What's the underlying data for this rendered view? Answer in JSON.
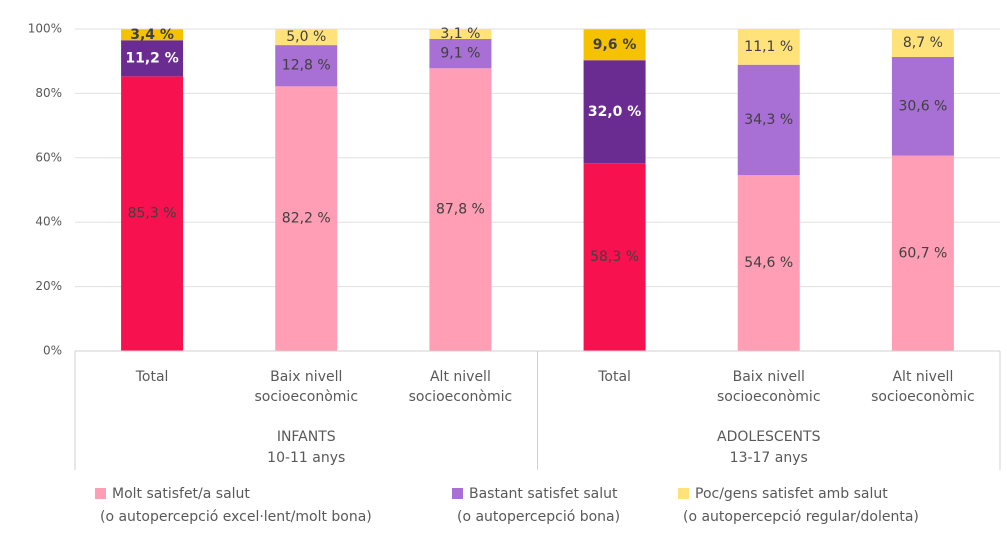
{
  "chart_data": {
    "type": "stacked_bar",
    "groups": [
      {
        "label": "INFANTS\n10-11 anys",
        "categories": [
          "Total",
          "Baix nivell\nsocioeconòmic",
          "Alt nivell\nsocioeconòmic"
        ]
      },
      {
        "label": "ADOLESCENTS\n13-17 anys",
        "categories": [
          "Total",
          "Baix nivell\nsocioeconòmic",
          "Alt nivell\nsocioeconòmic"
        ]
      }
    ],
    "series": [
      {
        "name": "Molt satisfet/a salut",
        "name_line2": "(o autopercepció excel·lent/molt bona)",
        "color": "#ff9eb5",
        "colors": [
          "#f7124f",
          "#ff9eb5",
          "#ff9eb5",
          "#f7124f",
          "#ff9eb5",
          "#ff9eb5"
        ],
        "values": [
          85.3,
          82.2,
          87.8,
          58.3,
          54.6,
          60.7
        ],
        "value_labels": [
          "85,3 %",
          "82,2 %",
          "87,8 %",
          "58,3 %",
          "54,6 %",
          "60,7 %"
        ]
      },
      {
        "name": "Bastant satisfet salut",
        "name_line2": "(o autopercepció bona)",
        "color": "#a86fd4",
        "colors": [
          "#6a2c91",
          "#a86fd4",
          "#a86fd4",
          "#6a2c91",
          "#a86fd4",
          "#a86fd4"
        ],
        "values": [
          11.2,
          12.8,
          9.1,
          32.0,
          34.3,
          30.6
        ],
        "value_labels": [
          "11,2 %",
          "12,8 %",
          "9,1 %",
          "32,0 %",
          "34,3 %",
          "30,6 %"
        ]
      },
      {
        "name": "Poc/gens satisfet amb salut",
        "name_line2": "(o autopercepció regular/dolenta)",
        "color": "#ffe27a",
        "colors": [
          "#f5c200",
          "#ffe27a",
          "#ffe27a",
          "#f5c200",
          "#ffe27a",
          "#ffe27a"
        ],
        "values": [
          3.4,
          5.0,
          3.1,
          9.6,
          11.1,
          8.7
        ],
        "value_labels": [
          "3,4 %",
          "5,0 %",
          "3,1 %",
          "9,6 %",
          "11,1 %",
          "8,7 %"
        ]
      }
    ],
    "ylim": [
      0,
      100
    ],
    "yticks": [
      {
        "value": 0,
        "label": "0%"
      },
      {
        "value": 20,
        "label": "20%"
      },
      {
        "value": 40,
        "label": "40%"
      },
      {
        "value": 60,
        "label": "60%"
      },
      {
        "value": 80,
        "label": "80%"
      },
      {
        "value": 100,
        "label": "100%"
      }
    ],
    "grid": true
  }
}
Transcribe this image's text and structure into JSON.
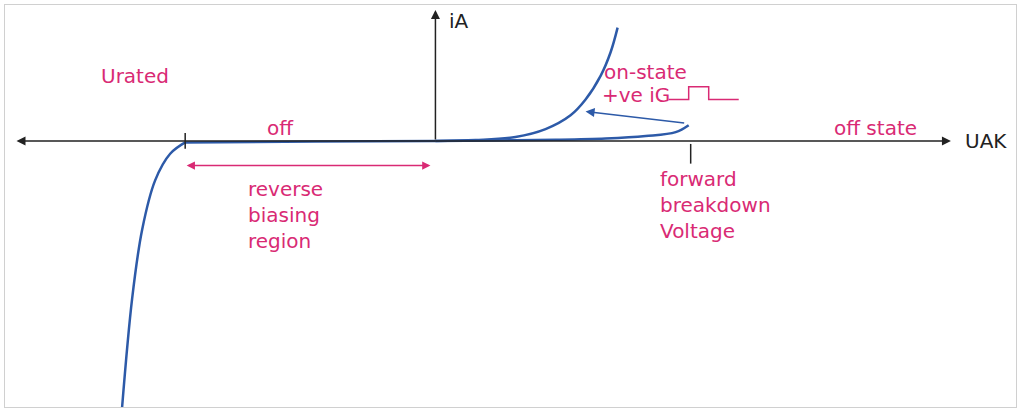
{
  "chart_data": {
    "type": "line",
    "x_label": "UAK",
    "y_label": "iA",
    "xlim": [
      -43,
      58
    ],
    "ylim": [
      -27,
      13.8
    ],
    "xticks": [],
    "yticks": [],
    "tick_labels": false,
    "grid": false,
    "series": [
      {
        "color": "#2d5aa8",
        "x": [
          -25,
          -12,
          0
        ],
        "values": [
          -0.15,
          -0.05,
          0
        ]
      },
      {
        "color": "#2d5aa8",
        "x": [
          -25,
          -26.5,
          -28,
          -29.3,
          -30.3,
          -31.3
        ],
        "values": [
          -0.15,
          -1.3,
          -4,
          -9,
          -16,
          -27
        ]
      },
      {
        "color": "#2d5aa8",
        "x": [
          0,
          6,
          12,
          17,
          21,
          24,
          25.3
        ],
        "values": [
          0,
          0.05,
          0.12,
          0.25,
          0.5,
          0.9,
          1.6
        ]
      },
      {
        "color": "#2d5aa8",
        "x": [
          0,
          4,
          8,
          11,
          13.5,
          15,
          16.5,
          17.5,
          18.2
        ],
        "values": [
          0,
          0.1,
          0.4,
          1.2,
          2.6,
          4.2,
          6.6,
          9,
          11.5
        ]
      }
    ],
    "x_marks": [
      {
        "label": "Urated",
        "value": -25
      },
      {
        "label": "forward breakdown Voltage",
        "value": 25.5
      }
    ],
    "annotations": [
      {
        "text": "off",
        "x": -15.5,
        "y": 1.3
      },
      {
        "text": "reverse biasing region",
        "x": -15,
        "y": -7.5,
        "span": [
          -25,
          -0.5
        ]
      },
      {
        "text": "on-state",
        "x": 21,
        "y": 7
      },
      {
        "text": "+ve iG",
        "x": 20,
        "y": 4.7,
        "marker": "pulse"
      },
      {
        "text": "off state",
        "x": 44,
        "y": 1.3
      }
    ]
  }
}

☆ ☆ ☆

== TO BE DONE ==
Except for the pictures, print the data above exactly.

== FULL RESPONSE ==
What's the underlying data for this rendered view? Answer in JSON.
{
  "chart_data": {
    "type": "stacked_bar",
    "groups": [
      {
        "label": "INFANTS\n10-11 anys",
        "categories": [
          "Total",
          "Baix nivell\nsocioeconòmic",
          "Alt nivell\nsocioeconòmic"
        ]
      },
      {
        "label": "ADOLESCENTS\n13-17 anys",
        "categories": [
          "Total",
          "Baix nivell\nsocioeconòmic",
          "Alt nivell\nsocioeconòmic"
        ]
      }
    ],
    "series": [
      {
        "name": "Molt satisfet/a salut",
        "name_line2": "(o autopercepció excel·lent/molt bona)",
        "color": "#ff9eb5",
        "colors": [
          "#f7124f",
          "#ff9eb5",
          "#ff9eb5",
          "#f7124f",
          "#ff9eb5",
          "#ff9eb5"
        ],
        "values": [
          85.3,
          82.2,
          87.8,
          58.3,
          54.6,
          60.7
        ],
        "value_labels": [
          "85,3 %",
          "82,2 %",
          "87,8 %",
          "58,3 %",
          "54,6 %",
          "60,7 %"
        ]
      },
      {
        "name": "Bastant satisfet salut",
        "name_line2": "(o autopercepció bona)",
        "color": "#a86fd4",
        "colors": [
          "#6a2c91",
          "#a86fd4",
          "#a86fd4",
          "#6a2c91",
          "#a86fd4",
          "#a86fd4"
        ],
        "values": [
          11.2,
          12.8,
          9.1,
          32.0,
          34.3,
          30.6
        ],
        "value_labels": [
          "11,2 %",
          "12,8 %",
          "9,1 %",
          "32,0 %",
          "34,3 %",
          "30,6 %"
        ]
      },
      {
        "name": "Poc/gens satisfet amb salut",
        "name_line2": "(o autopercepció regular/dolenta)",
        "color": "#ffe27a",
        "colors": [
          "#f5c200",
          "#ffe27a",
          "#ffe27a",
          "#f5c200",
          "#ffe27a",
          "#ffe27a"
        ],
        "values": [
          3.4,
          5.0,
          3.1,
          9.6,
          11.1,
          8.7
        ],
        "value_labels": [
          "3,4 %",
          "5,0 %",
          "3,1 %",
          "9,6 %",
          "11,1 %",
          "8,7 %"
        ]
      }
    ],
    "ylim": [
      0,
      100
    ],
    "yticks": [
      {
        "value": 0,
        "label": "0%"
      },
      {
        "value": 20,
        "label": "20%"
      },
      {
        "value": 40,
        "label": "40%"
      },
      {
        "value": 60,
        "label": "60%"
      },
      {
        "value": 80,
        "label": "80%"
      },
      {
        "value": 100,
        "label": "100%"
      }
    ],
    "grid": true
  }
}
Transcribe this image's text and structure into JSON.
{
  "chart_data": {
    "type": "line",
    "x_label": "UAK",
    "y_label": "iA",
    "xlim": [
      -43,
      58
    ],
    "ylim": [
      -27,
      13.8
    ],
    "xticks": [],
    "yticks": [],
    "tick_labels": false,
    "grid": false,
    "series": [
      {
        "color": "#2d5aa8",
        "x": [
          -25,
          -12,
          0
        ],
        "values": [
          -0.15,
          -0.05,
          0
        ]
      },
      {
        "color": "#2d5aa8",
        "x": [
          -25,
          -26.5,
          -28,
          -29.3,
          -30.3,
          -31.3
        ],
        "values": [
          -0.15,
          -1.3,
          -4,
          -9,
          -16,
          -27
        ]
      },
      {
        "color": "#2d5aa8",
        "x": [
          0,
          6,
          12,
          17,
          21,
          24,
          25.3
        ],
        "values": [
          0,
          0.05,
          0.12,
          0.25,
          0.5,
          0.9,
          1.6
        ]
      },
      {
        "color": "#2d5aa8",
        "x": [
          0,
          4,
          8,
          11,
          13.5,
          15,
          16.5,
          17.5,
          18.2
        ],
        "values": [
          0,
          0.1,
          0.4,
          1.2,
          2.6,
          4.2,
          6.6,
          9,
          11.5
        ]
      }
    ],
    "x_marks": [
      {
        "label": "Urated",
        "value": -25
      },
      {
        "label": "forward breakdown Voltage",
        "value": 25.5
      }
    ],
    "annotations": [
      {
        "text": "off",
        "x": -15.5,
        "y": 1.3
      },
      {
        "text": "reverse biasing region",
        "x": -15,
        "y": -7.5,
        "span": [
          -25,
          -0.5
        ]
      },
      {
        "text": "on-state",
        "x": 21,
        "y": 7
      },
      {
        "text": "+ve iG",
        "x": 20,
        "y": 4.7,
        "marker": "pulse"
      },
      {
        "text": "off state",
        "x": 44,
        "y": 1.3
      }
    ]
  }
}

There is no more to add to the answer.